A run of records
--------------------------------
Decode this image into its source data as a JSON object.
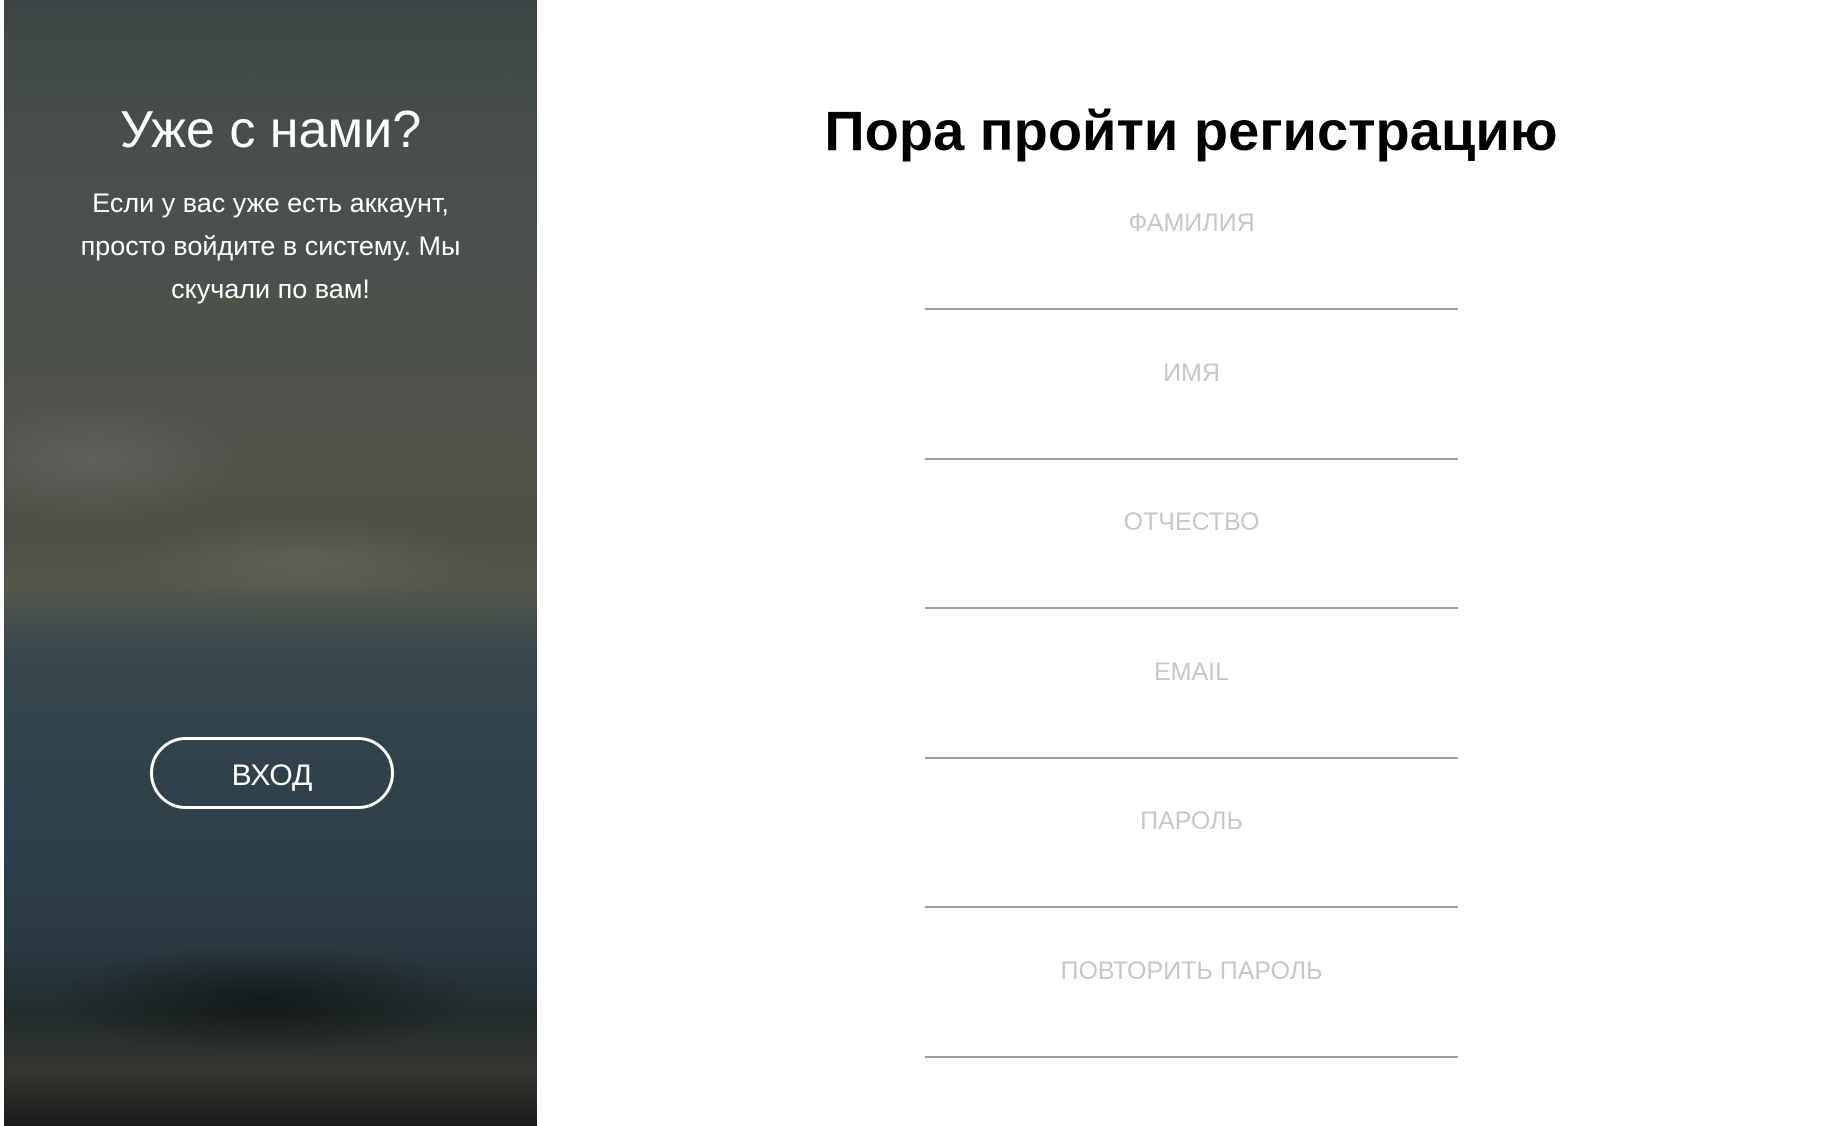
{
  "side_panel": {
    "title": "Уже с нами?",
    "text": "Если у вас уже есть аккаунт, просто войдите в систему. Мы скучали по вам!",
    "login_button": "ВХОД"
  },
  "registration": {
    "title": "Пора пройти регистрацию",
    "fields": [
      {
        "placeholder": "ФАМИЛИЯ",
        "value": ""
      },
      {
        "placeholder": "ИМЯ",
        "value": ""
      },
      {
        "placeholder": "ОТЧЕСТВО",
        "value": ""
      },
      {
        "placeholder": "EMAIL",
        "value": ""
      },
      {
        "placeholder": "ПАРОЛЬ",
        "value": ""
      },
      {
        "placeholder": "ПОВТОРИТЬ ПАРОЛЬ",
        "value": ""
      }
    ]
  }
}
--------------------------------
Exercise
Leave out every line without the string "title" and copy the rest.

The output
    "title": "Уже с нами?",
    "title": "Пора пройти регистрацию",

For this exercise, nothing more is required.